● **Document segment**:
In a high-impact speech at Jal Soudha on Wednesday, Chief Minister A Revanth Reddy hit out at previous regimes over incomplete irrigation projects despite spending lakhs of crores, and vowed that his government would bring transparency and speed in completing Telangana’s long-pending water infrastructure. He also assured that the Group-I recruitment process, which he alleged was deliberately blocked by certain political forces, will be completed soon. “We know who tried to obstruct the appointments—we will not let that derail the future of Telangana’s youth,” he said.

Addressing officials and engineers from the irrigation department, Revanth said, “You are not just employees—you are the emotional face of Telangana’s dream. Water is our civilisation. It was the yearning for water that sparked the Telangana movement.”

He said that even ten years after achieving statehood, key irrigation projects remain incomplete, raising serious questions about misused funds. “Over two lakh crore rupees were spent, yet most projects are still not finished. Where did that money go?” he asked, calling on bureaucrats and intellectuals to introspect.

In a direct attack on the previous government’s flagship Kaleshwaram project, Revanth called it an engineering disaster. “The only project in human history that was built and collapsed in three years is Kaleshwaram,” he said. “Despite spending a lakh crore, it failed to irrigate even fifty thousand acres.”

He questioned the lack of soil tests before construction at Medigadda, Annaram, and Sundilla, and mocked the centralised control exercised by non-technical political leaders. “Eighty-thousand books can’t make you an engineer. Let engineers do their job, and let politicians stay within their role,” he warned.

● **Exercise set**:
a. Reproduce word for word the part of the irrigation article that begins at the words "He said that" and stops after "intellectuals to introspect.".
b. For each statement, say yes or no as to whether the irrigation article supports it, and quote the words that decide it: (i) The Chief Minister gave the speech at Jal Soudha on Wednesday. (ii) He said the Kaleshwaram project irrigated more than fifty thousand acres. (iii) He was speaking to officials and engineers from the health department.

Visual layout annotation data
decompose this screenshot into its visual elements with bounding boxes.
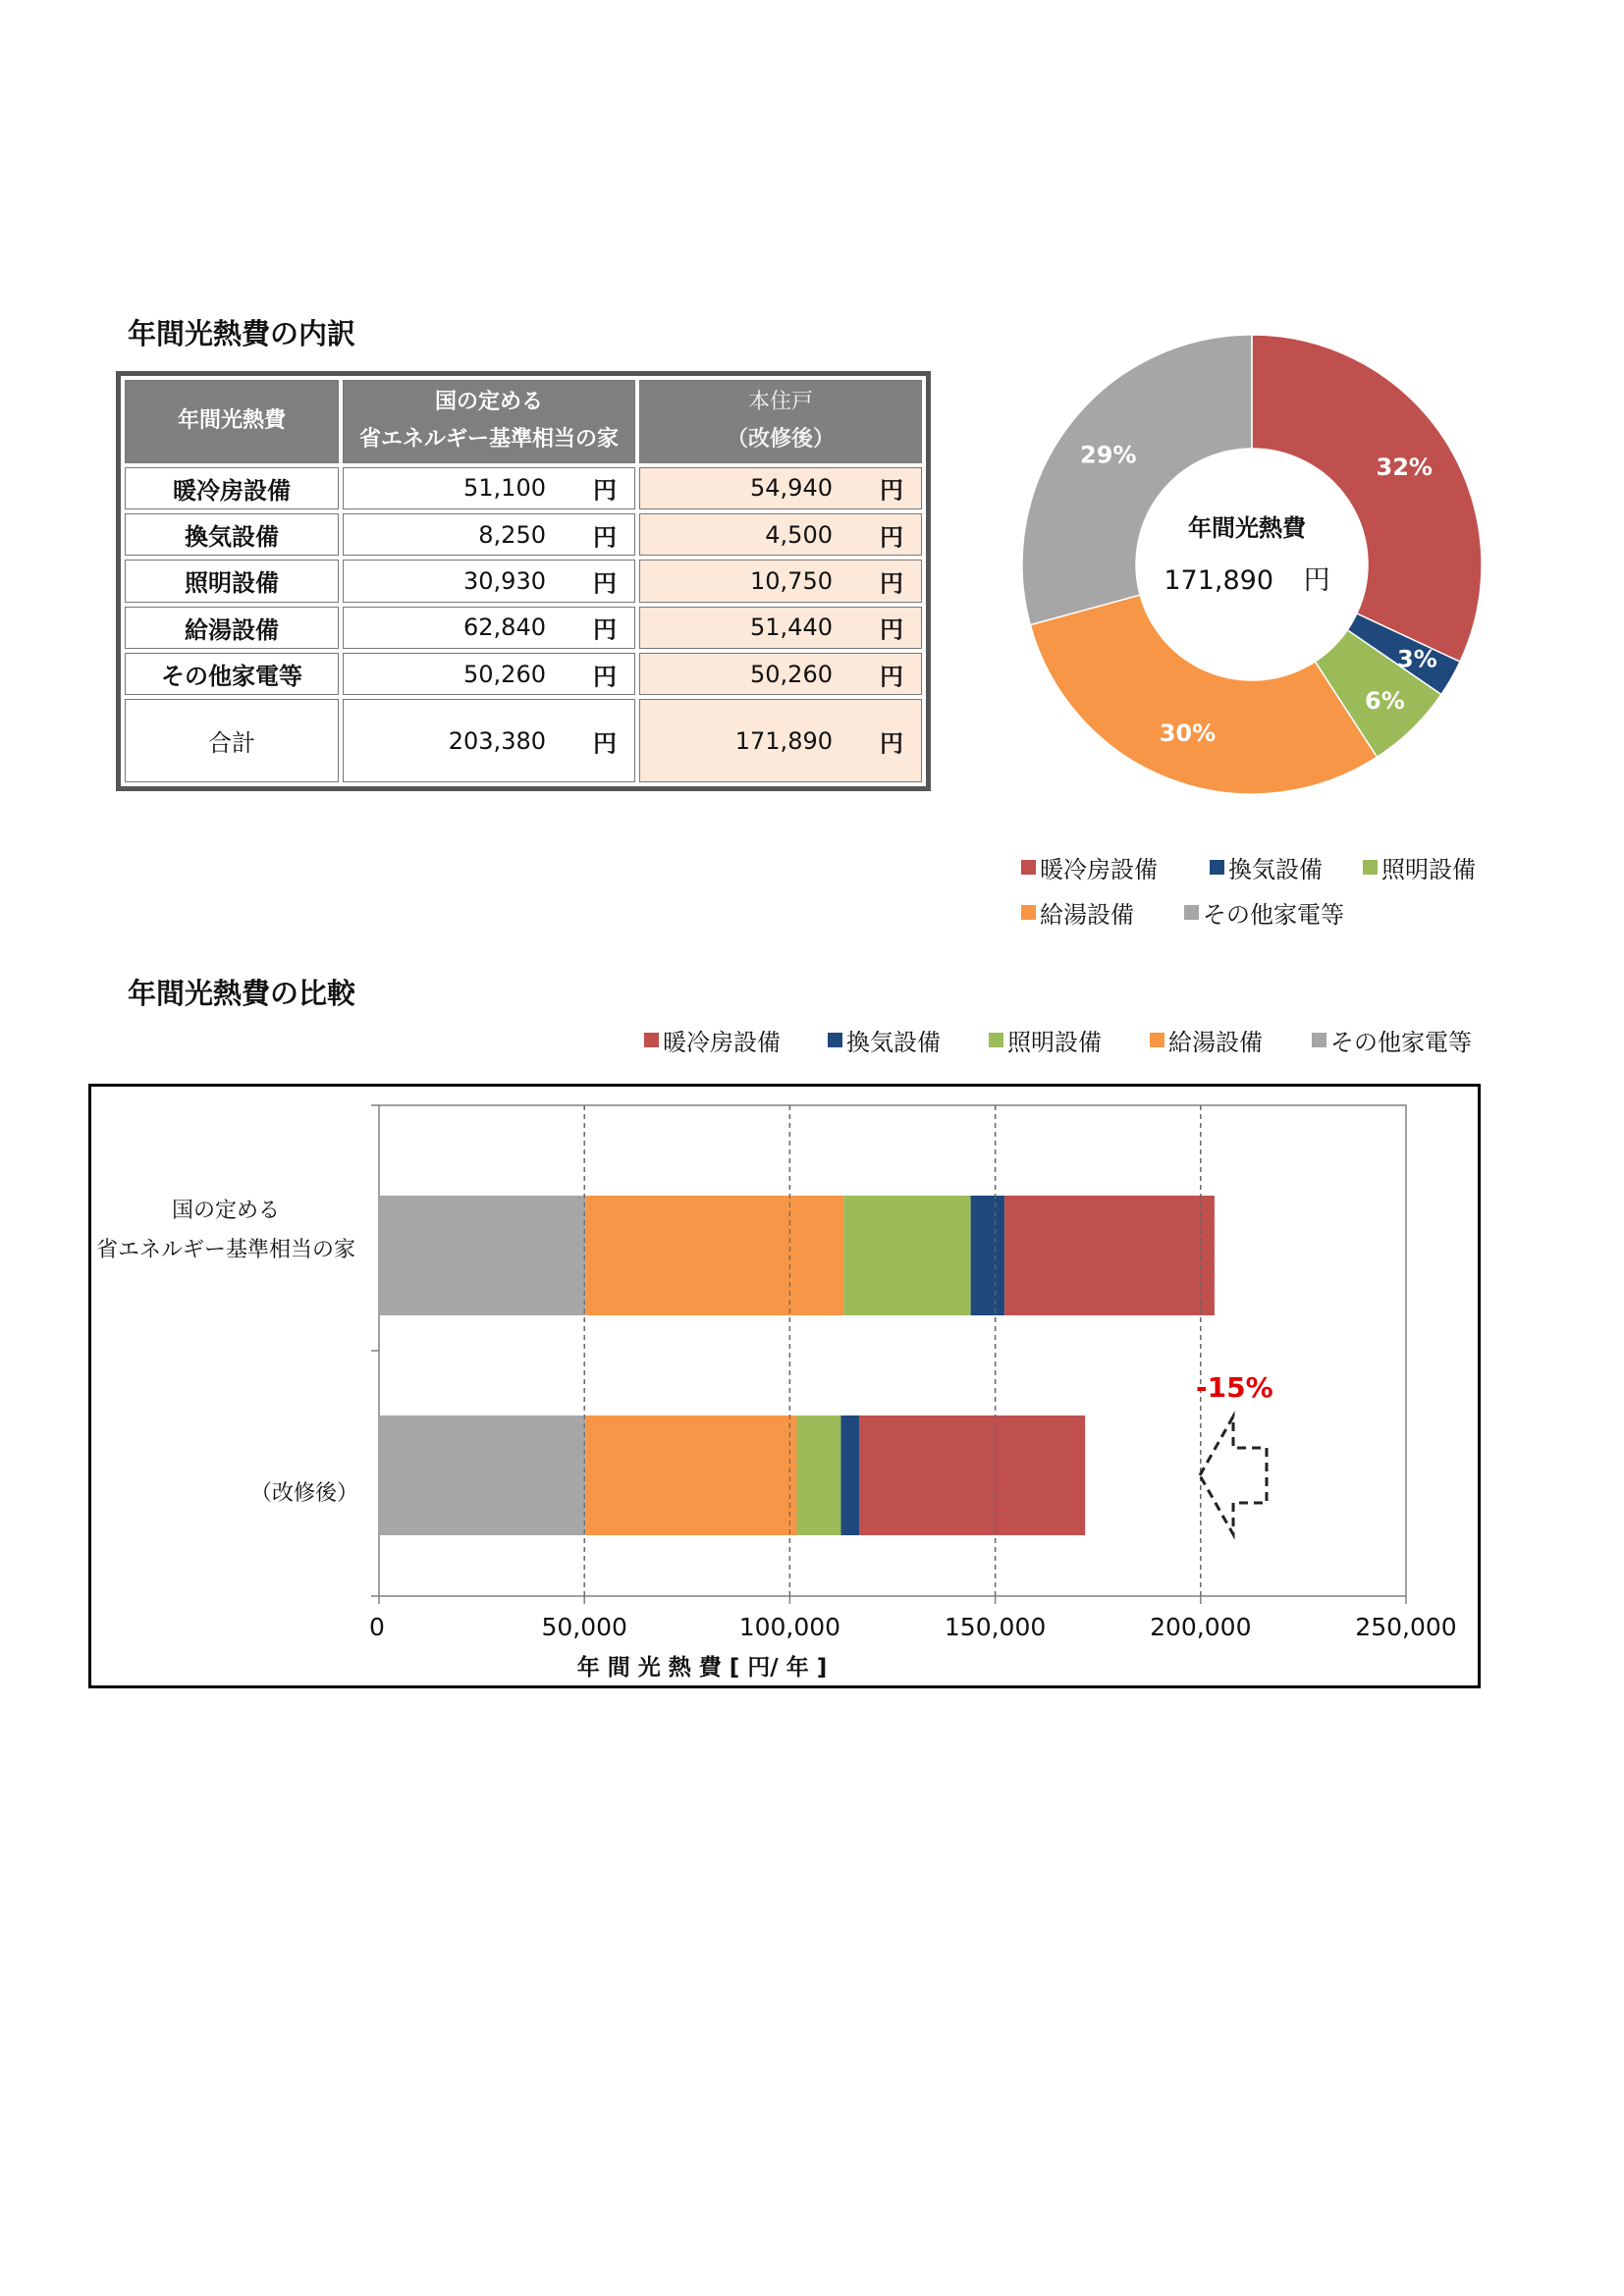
unit-label: 円 (880, 523, 903, 552)
x-tick-label: 100,000 (738, 1613, 841, 1641)
unit-label: 円 (880, 615, 903, 644)
x-tick-label: 200,000 (1150, 1613, 1252, 1641)
row-label: 給湯設備 (125, 607, 339, 649)
unit-label: 円 (593, 569, 617, 598)
unit-label: 円 (880, 569, 903, 598)
standard-value-text: 50,260 (463, 660, 546, 688)
unit-label: 円 (593, 615, 617, 644)
donut-percent-label: 29% (1080, 441, 1137, 469)
breakdown-title: 年間光熱費の内訳 (128, 317, 356, 350)
legend-label: 給湯設備 (1168, 1029, 1263, 1056)
unit-label: 円 (593, 523, 617, 552)
legend-label: その他家電等 (1203, 901, 1344, 929)
bar-segment (585, 1415, 796, 1535)
header-current-line1: 本住戸 (747, 390, 813, 415)
unit-label: 円 (880, 476, 903, 505)
bar-segment (379, 1415, 585, 1535)
legend-label: 給湯設備 (1040, 901, 1134, 929)
donut-center-title: 年間光熱費 (1188, 514, 1306, 542)
standard-value-text: 51,100 (463, 474, 546, 503)
donut-percent-label: 3% (1397, 645, 1437, 673)
standard-value-text: 62,840 (463, 614, 546, 642)
donut-center-unit: 円 (1303, 565, 1330, 596)
row-label: 暖冷房設備 (125, 467, 339, 509)
category-line1: （改修後） (249, 1481, 358, 1506)
current-value-text: 4,500 (765, 520, 833, 549)
legend-label: 照明設備 (1007, 1029, 1102, 1056)
category-line1: 国の定める (171, 1199, 280, 1223)
category-label-current (236, 1474, 373, 1514)
header-current-line2: （改修後） (726, 427, 835, 453)
bar-segment (797, 1415, 841, 1535)
bar-segment (379, 1196, 585, 1315)
bar-segment (1004, 1196, 1215, 1315)
legend-label: 暖冷房設備 (1040, 856, 1158, 883)
donut-center-amount: 171,890 (1164, 565, 1274, 596)
donut-percent-label: 30% (1159, 719, 1217, 747)
legend-label: 換気設備 (1228, 856, 1323, 883)
row-label: 照明設備 (125, 560, 339, 602)
bar-segment (840, 1415, 859, 1535)
current-value-text: 51,440 (750, 614, 833, 642)
row-label: 換気設備 (125, 513, 339, 556)
x-tick-label: 250,000 (1355, 1613, 1457, 1641)
x-axis-label: 年 間 光 熱 費 [ 円/ 年 ] (576, 1655, 828, 1681)
current-value-text: 50,260 (750, 660, 833, 688)
x-tick-label: 0 (369, 1613, 385, 1641)
bar-segment (859, 1415, 1085, 1535)
bar-segment (843, 1196, 970, 1315)
current-value-text: 10,750 (750, 566, 833, 595)
row-label: その他家電等 (125, 653, 339, 695)
current-value-text: 54,940 (750, 474, 833, 503)
standard-value-text: 8,250 (478, 520, 546, 549)
total-label: 合計 (125, 699, 339, 782)
legend-label: 暖冷房設備 (663, 1029, 781, 1056)
category-label-standard (88, 1192, 363, 1270)
unit-label: 円 (593, 663, 617, 691)
total-standard-text: 203,380 (448, 726, 546, 755)
legend-label: 照明設備 (1381, 856, 1476, 883)
reduction-percent: -15% (1196, 1371, 1273, 1404)
standard-value-text: 30,930 (463, 566, 546, 595)
legend-label: 換気設備 (846, 1029, 941, 1056)
reduction-arrow-icon (1200, 1416, 1267, 1534)
header-annual-cost: 年間光熱費 (125, 380, 339, 463)
legend-label: その他家電等 (1330, 1029, 1472, 1056)
unit-label: 円 (880, 663, 903, 691)
bar-segment (971, 1196, 1005, 1315)
x-tick-label: 50,000 (541, 1613, 627, 1641)
header-standard-line2: 省エネルギー基準相当の家 (358, 427, 619, 453)
unit-label: 円 (593, 729, 617, 758)
unit-label: 円 (880, 729, 903, 758)
unit-label: 円 (593, 476, 617, 505)
comparison-title: 年間光熱費の比較 (128, 977, 356, 1010)
bar-segment (585, 1196, 843, 1315)
donut-percent-label: 6% (1365, 686, 1405, 715)
category-line2: 省エネルギー基準相当の家 (95, 1238, 355, 1262)
header-standard-line1: 国の定める (434, 390, 543, 415)
donut-percent-label: 32% (1376, 454, 1433, 482)
x-tick-label: 150,000 (944, 1613, 1047, 1641)
total-current-text: 171,890 (734, 726, 833, 755)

● **Exercise responses**:
a.
He said that even ten years after achieving statehood, key irrigation projects remain incomplete, raising serious questions about misused funds. “Over two lakh crore rupees were spent, yet most projects are still not finished. Where did that money go?” he asked, calling on bureaucrats and intellectuals to introspect.

b.
(i) Yes: "In a high-impact speech at Jal Soudha on Wednesday"
(ii) No: "Despite spending a lakh crore, it failed to irrigate even fifty thousand acres."
(iii) No: "Addressing officials and engineers from the irrigation department"